Given instruction
Restate the data below word for word. Skip any images it contains.

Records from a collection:
------------------------------------

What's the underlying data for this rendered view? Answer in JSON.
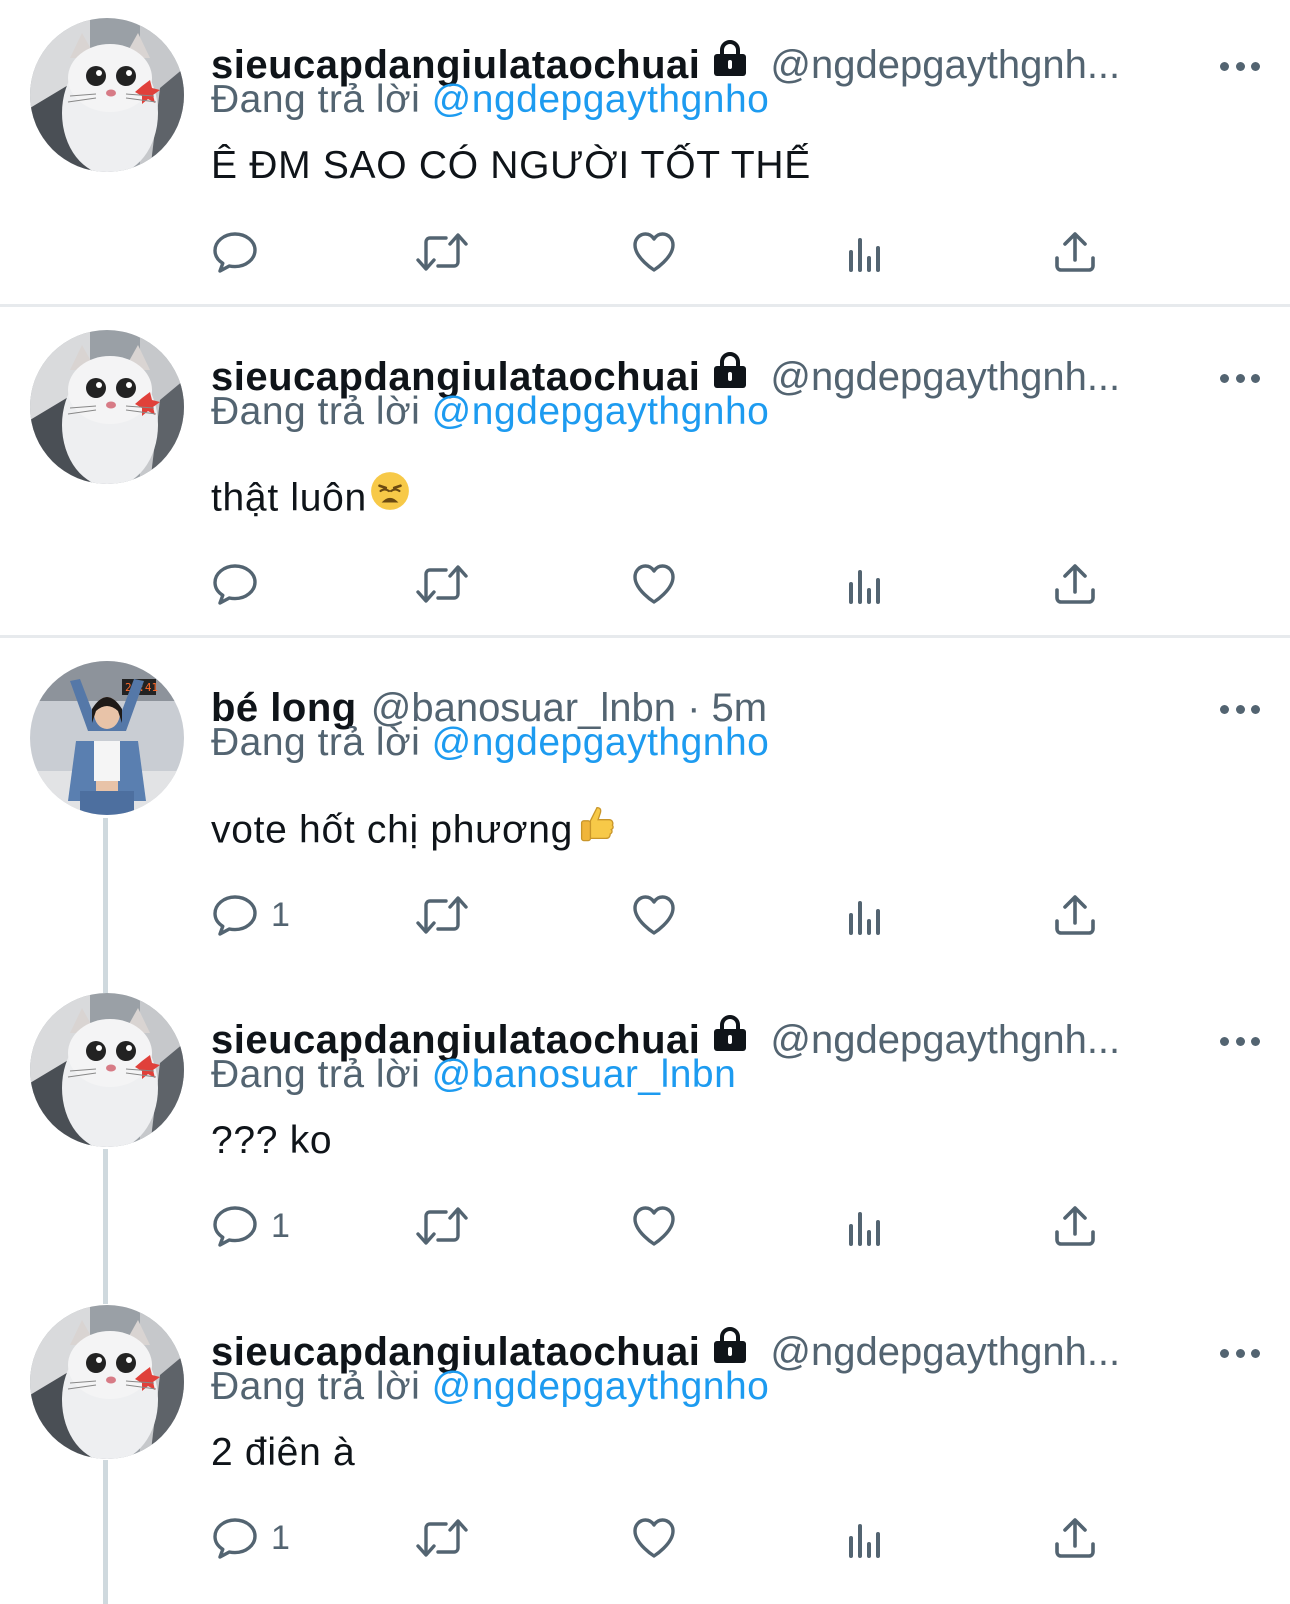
{
  "colors": {
    "accent": "#1d9bf0",
    "secondary_text": "#536471",
    "divider": "#e7eaed",
    "thread_line": "#cfd9de"
  },
  "icons": [
    "reply-icon",
    "retweet-icon",
    "like-icon",
    "views-icon",
    "share-icon",
    "lock-icon",
    "more-icon"
  ],
  "tweets": [
    {
      "name": "sieucapdangiulataochuai",
      "protected": true,
      "handle": "@ngdepgaythgnh...",
      "meta": "",
      "replying_label": "Đang trả lời",
      "replying_to": "@ngdepgaythgnho",
      "text": "Ê ĐM SAO CÓ NGƯỜI TỐT THẾ",
      "emoji": "",
      "reply_count": ""
    },
    {
      "name": "sieucapdangiulataochuai",
      "protected": true,
      "handle": "@ngdepgaythgnh...",
      "meta": "",
      "replying_label": "Đang trả lời",
      "replying_to": "@ngdepgaythgnho",
      "text": "thật luôn",
      "emoji": "weary-face",
      "reply_count": ""
    },
    {
      "name": "bé long",
      "protected": false,
      "handle": "@banosuar_lnbn",
      "meta": " · 5m",
      "replying_label": "Đang trả lời",
      "replying_to": "@ngdepgaythgnho",
      "text": "vote hốt chị phương",
      "emoji": "thumbs-up",
      "reply_count": "1"
    },
    {
      "name": "sieucapdangiulataochuai",
      "protected": true,
      "handle": "@ngdepgaythgnh...",
      "meta": "",
      "replying_label": "Đang trả lời",
      "replying_to": "@banosuar_lnbn",
      "text": "??? ko",
      "emoji": "",
      "reply_count": "1"
    },
    {
      "name": "sieucapdangiulataochuai",
      "protected": true,
      "handle": "@ngdepgaythgnh...",
      "meta": "",
      "replying_label": "Đang trả lời",
      "replying_to": "@ngdepgaythgnho",
      "text": "2 điên à",
      "emoji": "",
      "reply_count": "1"
    }
  ]
}
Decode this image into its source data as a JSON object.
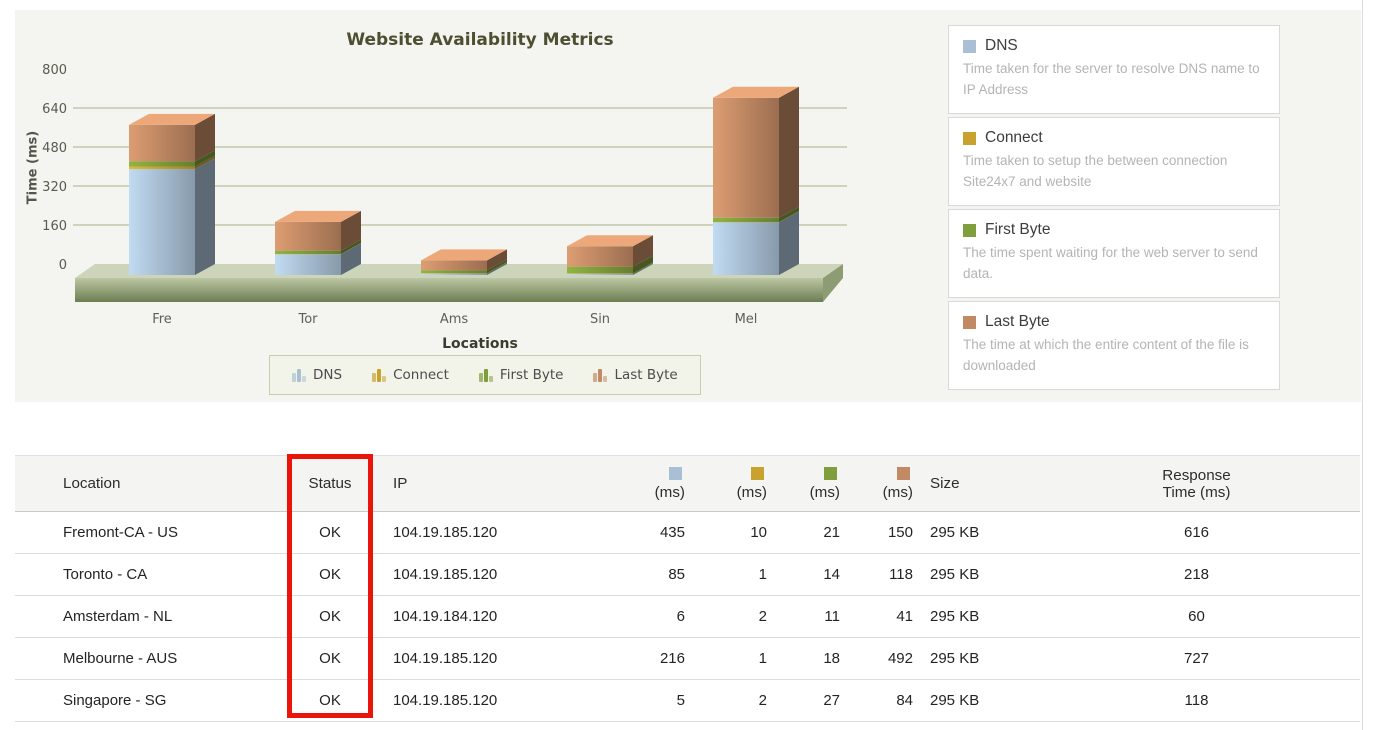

------------------------------------

Result for this exercise
What's the underlying data for this rendered view? Answer in JSON.
{
  "colors": {
    "accent": "#1d9bf0",
    "secondary_text": "#536471",
    "divider": "#e7eaed",
    "thread_line": "#cfd9de"
  },
  "icons": [
    "reply-icon",
    "retweet-icon",
    "like-icon",
    "views-icon",
    "share-icon",
    "lock-icon",
    "more-icon"
  ],
  "tweets": [
    {
      "name": "sieucapdangiulataochuai",
      "protected": true,
      "handle": "@ngdepgaythgnh...",
      "meta": "",
      "replying_label": "Đang trả lời",
      "replying_to": "@ngdepgaythgnho",
      "text": "Ê ĐM SAO CÓ NGƯỜI TỐT THẾ",
      "emoji": "",
      "reply_count": ""
    },
    {
      "name": "sieucapdangiulataochuai",
      "protected": true,
      "handle": "@ngdepgaythgnh...",
      "meta": "",
      "replying_label": "Đang trả lời",
      "replying_to": "@ngdepgaythgnho",
      "text": "thật luôn",
      "emoji": "weary-face",
      "reply_count": ""
    },
    {
      "name": "bé long",
      "protected": false,
      "handle": "@banosuar_lnbn",
      "meta": " · 5m",
      "replying_label": "Đang trả lời",
      "replying_to": "@ngdepgaythgnho",
      "text": "vote hốt chị phương",
      "emoji": "thumbs-up",
      "reply_count": "1"
    },
    {
      "name": "sieucapdangiulataochuai",
      "protected": true,
      "handle": "@ngdepgaythgnh...",
      "meta": "",
      "replying_label": "Đang trả lời",
      "replying_to": "@banosuar_lnbn",
      "text": "??? ko",
      "emoji": "",
      "reply_count": "1"
    },
    {
      "name": "sieucapdangiulataochuai",
      "protected": true,
      "handle": "@ngdepgaythgnh...",
      "meta": "",
      "replying_label": "Đang trả lời",
      "replying_to": "@ngdepgaythgnho",
      "text": "2 điên à",
      "emoji": "",
      "reply_count": "1"
    }
  ]
}
Decode this image into its source data as a JSON object.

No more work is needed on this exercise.